* **Job**: Rewrite each of the rows below, changing every "elements" to "components" and leaving everything else as it is. Leave out the pictures.

* **Records for the exercise**:
......

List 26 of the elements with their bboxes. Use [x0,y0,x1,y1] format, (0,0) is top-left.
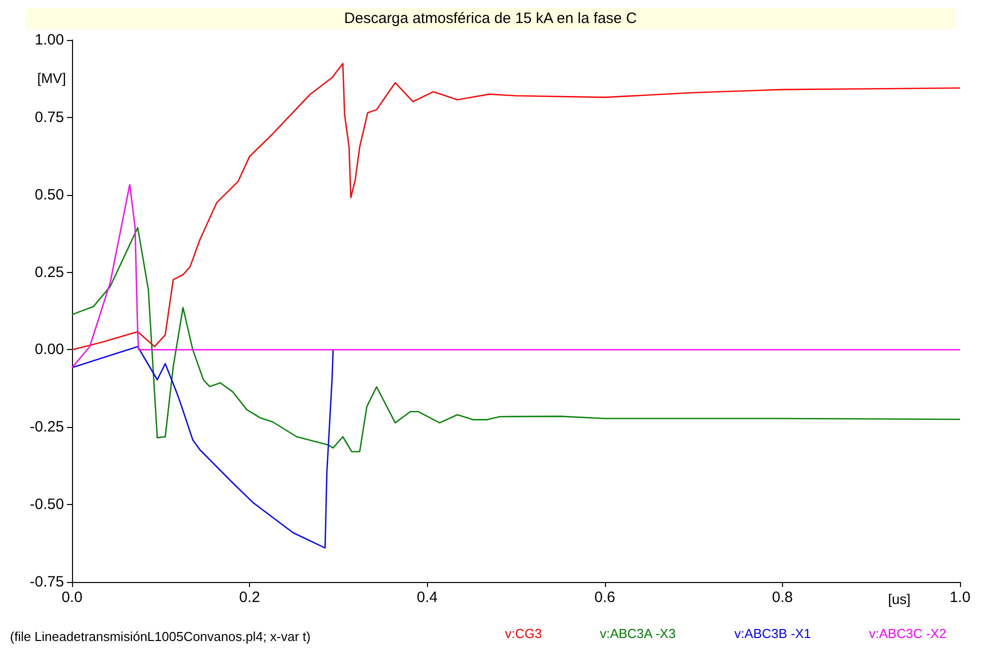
y-tick-label: 0.00 [34,341,64,358]
line-series [71,346,334,549]
text: v:ABC3C -X2 [869,626,946,641]
x-axis-title: [us] [888,591,911,607]
x-tick-label: 0.6 [594,589,616,606]
y-tick-label: 0.25 [34,264,64,281]
y-tick-label: -0.50 [30,496,64,514]
text: v:CG3 [505,626,542,641]
line-series [71,62,961,350]
x-tick-label: 1.0 [950,589,970,606]
chart-title: Descarga atmosférica de 15 kA en la fase C [344,10,637,27]
x-tick-label: 0.0 [62,589,82,606]
line-series [71,184,961,368]
y-axis-title: [MV] [37,70,66,86]
y-tick-label: 0.50 [34,186,64,204]
line-series [71,227,961,452]
y-tick-label: -0.25 [30,418,64,436]
text: v:ABC3B -X1 [734,626,812,641]
x-tick-label: 0.8 [772,589,793,606]
text: (file LineadetransmisiónL1005Convanos.pl4; x-var t) [10,629,311,644]
x-tick-label: 0.4 [416,589,438,606]
y-tick-label: 0.75 [34,108,64,126]
x-tick-label: 0.2 [239,589,260,606]
text: v:ABC3A -X3 [600,626,676,641]
y-tick-label: -0.75 [30,574,64,590]
y-tick-label: 1.00 [34,32,64,48]
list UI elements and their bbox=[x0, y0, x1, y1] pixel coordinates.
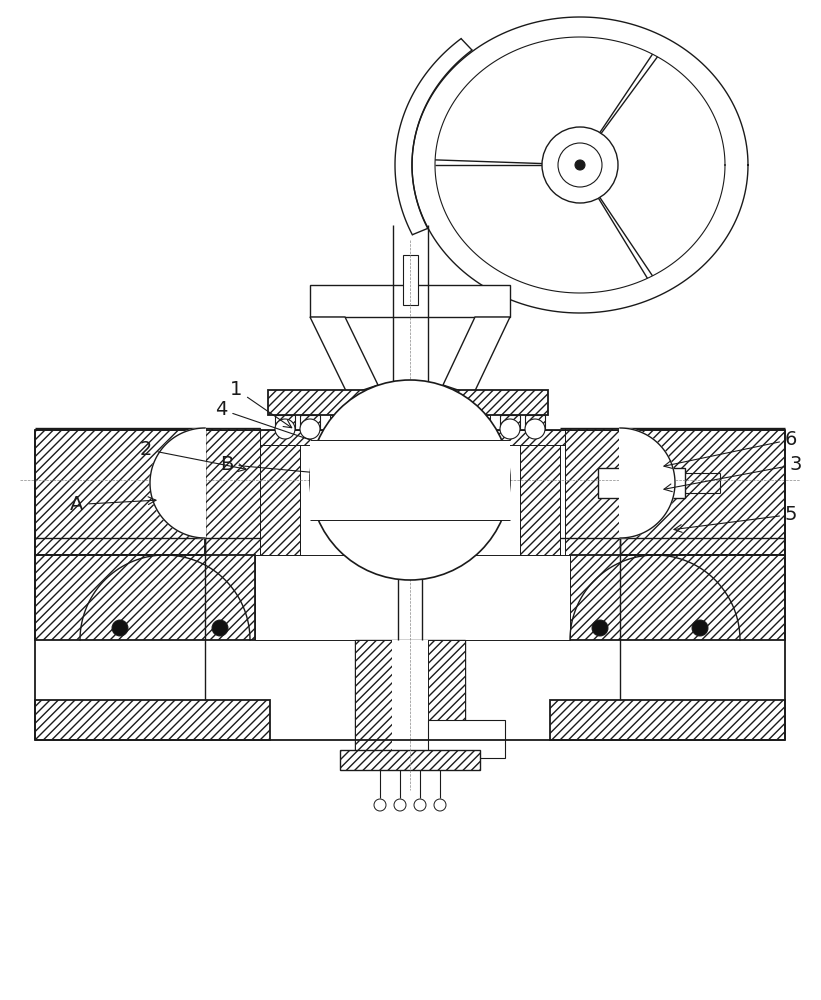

......

* **Written response**:
List 26 of the components with their bboxes. Use [x0,y0,x1,y1] format, (0,0) is top-left.
y-tick-label: 0.00 [34,341,64,358]
line-series [71,346,334,549]
text: v:ABC3C -X2 [869,626,946,641]
x-axis-title: [us] [888,591,911,607]
x-tick-label: 0.6 [594,589,616,606]
y-tick-label: 0.25 [34,264,64,281]
y-tick-label: -0.50 [30,496,64,514]
text: v:CG3 [505,626,542,641]
line-series [71,62,961,350]
x-tick-label: 1.0 [950,589,970,606]
chart-title: Descarga atmosférica de 15 kA en la fase C [344,10,637,27]
x-tick-label: 0.0 [62,589,82,606]
line-series [71,184,961,368]
y-axis-title: [MV] [37,70,66,86]
y-tick-label: 0.50 [34,186,64,204]
line-series [71,227,961,452]
y-tick-label: -0.25 [30,418,64,436]
text: v:ABC3B -X1 [734,626,812,641]
x-tick-label: 0.8 [772,589,793,606]
text: (file LineadetransmisiónL1005Convanos.pl4; x-var t) [10,629,311,644]
x-tick-label: 0.4 [416,589,438,606]
y-tick-label: 0.75 [34,108,64,126]
x-tick-label: 0.2 [239,589,260,606]
text: v:ABC3A -X3 [600,626,676,641]
y-tick-label: -0.75 [30,574,64,590]
y-tick-label: 1.00 [34,32,64,48]
list UI components and their bbox=[x0, y0, x1, y1] pixel coordinates.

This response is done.